Given exercise:
Wherever the word "JSON" appears in a line, copy that line.

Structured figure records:
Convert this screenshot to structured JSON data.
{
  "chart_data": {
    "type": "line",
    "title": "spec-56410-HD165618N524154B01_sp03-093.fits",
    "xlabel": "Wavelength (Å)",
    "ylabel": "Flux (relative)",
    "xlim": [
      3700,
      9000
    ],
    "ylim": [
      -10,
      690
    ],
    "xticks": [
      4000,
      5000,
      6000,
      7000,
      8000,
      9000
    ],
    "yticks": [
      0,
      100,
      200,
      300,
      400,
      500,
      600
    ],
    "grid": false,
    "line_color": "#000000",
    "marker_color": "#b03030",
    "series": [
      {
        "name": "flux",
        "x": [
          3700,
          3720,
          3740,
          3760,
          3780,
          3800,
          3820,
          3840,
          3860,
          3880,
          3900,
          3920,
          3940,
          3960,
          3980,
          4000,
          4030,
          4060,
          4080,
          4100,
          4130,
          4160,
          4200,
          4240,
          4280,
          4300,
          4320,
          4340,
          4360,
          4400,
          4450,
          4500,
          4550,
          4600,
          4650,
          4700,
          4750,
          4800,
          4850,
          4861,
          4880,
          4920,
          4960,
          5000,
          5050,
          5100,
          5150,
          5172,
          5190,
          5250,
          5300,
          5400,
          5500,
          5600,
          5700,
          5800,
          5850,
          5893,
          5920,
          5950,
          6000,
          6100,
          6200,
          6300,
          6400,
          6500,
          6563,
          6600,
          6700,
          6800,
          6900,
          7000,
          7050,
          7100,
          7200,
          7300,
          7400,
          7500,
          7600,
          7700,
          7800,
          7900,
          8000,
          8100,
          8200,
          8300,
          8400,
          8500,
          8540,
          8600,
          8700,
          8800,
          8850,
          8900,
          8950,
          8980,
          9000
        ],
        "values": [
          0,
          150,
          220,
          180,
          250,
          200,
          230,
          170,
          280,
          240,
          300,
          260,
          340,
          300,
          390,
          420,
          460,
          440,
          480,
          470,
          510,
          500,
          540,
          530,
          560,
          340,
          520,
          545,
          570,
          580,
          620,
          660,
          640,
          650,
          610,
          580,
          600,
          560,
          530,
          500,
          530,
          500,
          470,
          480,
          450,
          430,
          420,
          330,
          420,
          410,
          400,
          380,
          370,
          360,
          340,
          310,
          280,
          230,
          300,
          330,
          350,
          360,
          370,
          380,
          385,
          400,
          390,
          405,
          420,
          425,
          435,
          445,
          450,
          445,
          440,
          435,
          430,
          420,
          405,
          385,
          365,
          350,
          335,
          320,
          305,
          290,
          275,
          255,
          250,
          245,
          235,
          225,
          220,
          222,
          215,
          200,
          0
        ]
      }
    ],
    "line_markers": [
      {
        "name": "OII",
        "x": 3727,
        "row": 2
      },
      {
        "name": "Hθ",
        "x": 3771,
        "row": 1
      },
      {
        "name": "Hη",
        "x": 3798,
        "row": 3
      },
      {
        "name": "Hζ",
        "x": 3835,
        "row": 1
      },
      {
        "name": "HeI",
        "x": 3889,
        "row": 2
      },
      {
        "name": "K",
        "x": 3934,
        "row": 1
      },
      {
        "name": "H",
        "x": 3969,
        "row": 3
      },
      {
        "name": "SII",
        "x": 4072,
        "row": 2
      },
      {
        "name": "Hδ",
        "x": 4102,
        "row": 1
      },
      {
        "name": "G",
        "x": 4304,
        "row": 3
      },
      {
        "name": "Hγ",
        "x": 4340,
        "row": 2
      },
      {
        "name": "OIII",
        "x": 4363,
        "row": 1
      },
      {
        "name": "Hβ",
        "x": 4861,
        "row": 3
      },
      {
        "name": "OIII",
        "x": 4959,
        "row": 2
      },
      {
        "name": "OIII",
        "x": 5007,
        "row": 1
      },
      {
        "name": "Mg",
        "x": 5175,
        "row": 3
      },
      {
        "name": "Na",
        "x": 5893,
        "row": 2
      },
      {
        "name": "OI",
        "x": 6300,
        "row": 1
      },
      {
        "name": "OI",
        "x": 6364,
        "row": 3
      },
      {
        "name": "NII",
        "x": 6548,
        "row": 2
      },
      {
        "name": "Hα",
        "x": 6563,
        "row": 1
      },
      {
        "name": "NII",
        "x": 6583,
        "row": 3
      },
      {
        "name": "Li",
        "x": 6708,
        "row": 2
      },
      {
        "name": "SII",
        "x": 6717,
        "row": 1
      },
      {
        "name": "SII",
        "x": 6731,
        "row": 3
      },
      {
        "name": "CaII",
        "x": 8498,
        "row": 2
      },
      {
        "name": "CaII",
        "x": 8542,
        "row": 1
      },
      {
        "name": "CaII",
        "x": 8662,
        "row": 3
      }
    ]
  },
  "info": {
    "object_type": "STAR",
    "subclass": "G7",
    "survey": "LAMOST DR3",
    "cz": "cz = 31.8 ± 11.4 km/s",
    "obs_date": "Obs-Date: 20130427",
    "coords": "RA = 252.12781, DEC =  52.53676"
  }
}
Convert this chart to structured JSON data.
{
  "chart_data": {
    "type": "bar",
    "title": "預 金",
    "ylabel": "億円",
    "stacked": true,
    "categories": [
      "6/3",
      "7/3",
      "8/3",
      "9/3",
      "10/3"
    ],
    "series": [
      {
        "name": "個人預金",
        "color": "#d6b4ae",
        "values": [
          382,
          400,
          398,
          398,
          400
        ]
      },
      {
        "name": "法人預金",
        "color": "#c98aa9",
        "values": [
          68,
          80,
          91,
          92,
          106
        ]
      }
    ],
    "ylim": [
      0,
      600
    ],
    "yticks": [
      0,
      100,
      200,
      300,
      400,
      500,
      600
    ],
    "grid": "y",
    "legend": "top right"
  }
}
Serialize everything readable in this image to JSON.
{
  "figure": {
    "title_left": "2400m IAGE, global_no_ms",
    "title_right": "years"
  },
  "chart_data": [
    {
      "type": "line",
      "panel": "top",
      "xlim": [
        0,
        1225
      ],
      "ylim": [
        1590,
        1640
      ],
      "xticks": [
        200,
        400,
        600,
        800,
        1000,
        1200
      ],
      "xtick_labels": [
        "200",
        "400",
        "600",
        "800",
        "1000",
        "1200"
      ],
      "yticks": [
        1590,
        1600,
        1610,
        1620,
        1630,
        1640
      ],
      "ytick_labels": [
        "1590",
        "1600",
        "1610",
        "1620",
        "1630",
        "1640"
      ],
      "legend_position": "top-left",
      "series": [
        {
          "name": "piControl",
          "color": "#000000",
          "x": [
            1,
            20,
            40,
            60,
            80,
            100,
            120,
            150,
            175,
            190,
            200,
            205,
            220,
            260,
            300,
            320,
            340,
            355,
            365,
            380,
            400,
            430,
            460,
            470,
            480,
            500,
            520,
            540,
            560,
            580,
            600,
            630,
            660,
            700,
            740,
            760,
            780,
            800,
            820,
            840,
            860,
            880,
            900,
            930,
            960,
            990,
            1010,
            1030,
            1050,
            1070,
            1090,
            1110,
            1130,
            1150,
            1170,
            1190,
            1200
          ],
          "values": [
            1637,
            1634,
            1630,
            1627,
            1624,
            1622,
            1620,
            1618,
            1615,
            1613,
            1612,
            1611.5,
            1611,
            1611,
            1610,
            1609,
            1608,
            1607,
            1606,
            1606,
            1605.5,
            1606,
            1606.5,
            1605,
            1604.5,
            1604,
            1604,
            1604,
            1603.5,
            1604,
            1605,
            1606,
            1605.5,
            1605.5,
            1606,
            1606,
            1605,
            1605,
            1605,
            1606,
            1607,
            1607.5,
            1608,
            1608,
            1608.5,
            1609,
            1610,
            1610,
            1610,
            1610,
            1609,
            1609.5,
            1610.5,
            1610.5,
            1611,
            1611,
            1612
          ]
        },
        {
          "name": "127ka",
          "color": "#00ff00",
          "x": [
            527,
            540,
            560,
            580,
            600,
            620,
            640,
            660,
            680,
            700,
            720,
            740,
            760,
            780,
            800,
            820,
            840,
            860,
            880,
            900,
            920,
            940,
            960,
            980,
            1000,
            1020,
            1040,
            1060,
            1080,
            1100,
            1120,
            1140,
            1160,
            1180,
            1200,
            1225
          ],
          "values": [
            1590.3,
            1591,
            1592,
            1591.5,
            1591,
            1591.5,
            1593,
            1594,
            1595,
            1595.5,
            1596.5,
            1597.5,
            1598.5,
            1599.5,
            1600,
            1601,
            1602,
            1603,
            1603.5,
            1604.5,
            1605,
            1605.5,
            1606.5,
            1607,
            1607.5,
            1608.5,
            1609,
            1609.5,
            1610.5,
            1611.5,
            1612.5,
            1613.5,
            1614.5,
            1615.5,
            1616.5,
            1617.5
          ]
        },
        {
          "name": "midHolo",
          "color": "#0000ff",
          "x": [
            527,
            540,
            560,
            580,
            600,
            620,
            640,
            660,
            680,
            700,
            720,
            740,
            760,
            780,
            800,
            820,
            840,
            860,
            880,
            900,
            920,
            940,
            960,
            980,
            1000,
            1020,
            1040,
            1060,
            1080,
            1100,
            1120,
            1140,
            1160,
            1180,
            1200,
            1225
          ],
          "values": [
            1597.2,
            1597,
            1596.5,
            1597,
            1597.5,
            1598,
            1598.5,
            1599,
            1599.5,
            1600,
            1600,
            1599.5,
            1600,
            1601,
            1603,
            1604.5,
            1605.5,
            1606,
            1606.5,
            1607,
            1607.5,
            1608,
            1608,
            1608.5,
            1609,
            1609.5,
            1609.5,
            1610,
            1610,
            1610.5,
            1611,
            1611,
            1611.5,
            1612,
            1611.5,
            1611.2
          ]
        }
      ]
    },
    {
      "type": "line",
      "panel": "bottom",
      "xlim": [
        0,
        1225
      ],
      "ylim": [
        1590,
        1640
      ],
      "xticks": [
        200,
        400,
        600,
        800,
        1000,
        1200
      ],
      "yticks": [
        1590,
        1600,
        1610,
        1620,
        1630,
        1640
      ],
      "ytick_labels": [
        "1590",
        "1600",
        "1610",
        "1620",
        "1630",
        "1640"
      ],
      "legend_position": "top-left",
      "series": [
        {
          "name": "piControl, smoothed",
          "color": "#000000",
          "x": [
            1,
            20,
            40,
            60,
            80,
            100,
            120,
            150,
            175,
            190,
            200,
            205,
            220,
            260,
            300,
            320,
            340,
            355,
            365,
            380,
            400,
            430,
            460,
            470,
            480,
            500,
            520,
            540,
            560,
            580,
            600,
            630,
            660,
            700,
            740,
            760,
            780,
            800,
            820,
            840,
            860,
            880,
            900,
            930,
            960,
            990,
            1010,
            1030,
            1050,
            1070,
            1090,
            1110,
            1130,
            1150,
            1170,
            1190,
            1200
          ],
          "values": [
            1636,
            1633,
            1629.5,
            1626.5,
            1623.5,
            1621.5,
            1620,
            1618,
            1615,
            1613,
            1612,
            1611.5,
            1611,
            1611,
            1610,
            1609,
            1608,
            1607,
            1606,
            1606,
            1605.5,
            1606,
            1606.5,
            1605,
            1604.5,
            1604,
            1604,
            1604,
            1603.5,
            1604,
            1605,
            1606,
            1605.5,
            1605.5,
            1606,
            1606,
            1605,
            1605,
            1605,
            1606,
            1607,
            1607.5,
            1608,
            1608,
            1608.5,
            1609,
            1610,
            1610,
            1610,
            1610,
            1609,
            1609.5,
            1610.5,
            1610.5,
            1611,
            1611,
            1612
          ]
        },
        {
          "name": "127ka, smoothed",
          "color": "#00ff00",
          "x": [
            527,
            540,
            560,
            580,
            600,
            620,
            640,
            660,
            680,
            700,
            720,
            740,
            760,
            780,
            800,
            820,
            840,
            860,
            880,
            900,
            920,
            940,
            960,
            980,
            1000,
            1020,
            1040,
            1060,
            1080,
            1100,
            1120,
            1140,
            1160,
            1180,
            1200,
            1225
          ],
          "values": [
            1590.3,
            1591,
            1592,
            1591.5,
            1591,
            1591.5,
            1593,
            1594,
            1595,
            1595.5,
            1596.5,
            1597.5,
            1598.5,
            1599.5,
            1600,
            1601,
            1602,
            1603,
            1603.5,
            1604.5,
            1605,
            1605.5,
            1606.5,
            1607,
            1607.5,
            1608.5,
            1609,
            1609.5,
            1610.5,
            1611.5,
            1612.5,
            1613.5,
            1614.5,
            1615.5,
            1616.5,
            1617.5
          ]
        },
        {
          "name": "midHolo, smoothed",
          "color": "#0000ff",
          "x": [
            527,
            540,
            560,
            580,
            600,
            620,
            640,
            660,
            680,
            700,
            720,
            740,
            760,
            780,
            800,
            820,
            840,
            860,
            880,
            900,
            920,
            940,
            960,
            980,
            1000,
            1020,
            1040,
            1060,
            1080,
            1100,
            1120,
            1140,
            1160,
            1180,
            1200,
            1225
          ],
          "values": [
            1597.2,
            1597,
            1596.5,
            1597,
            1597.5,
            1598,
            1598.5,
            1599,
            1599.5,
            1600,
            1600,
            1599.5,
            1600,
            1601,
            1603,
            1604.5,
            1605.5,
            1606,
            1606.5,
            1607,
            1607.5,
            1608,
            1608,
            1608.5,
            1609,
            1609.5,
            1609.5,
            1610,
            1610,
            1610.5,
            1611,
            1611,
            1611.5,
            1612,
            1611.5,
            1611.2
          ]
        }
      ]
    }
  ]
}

Exercise answer:
Convert this screenshot to structured JSON data.
Convert this chart to structured JSON data.
Serialize everything readable in this image to JSON.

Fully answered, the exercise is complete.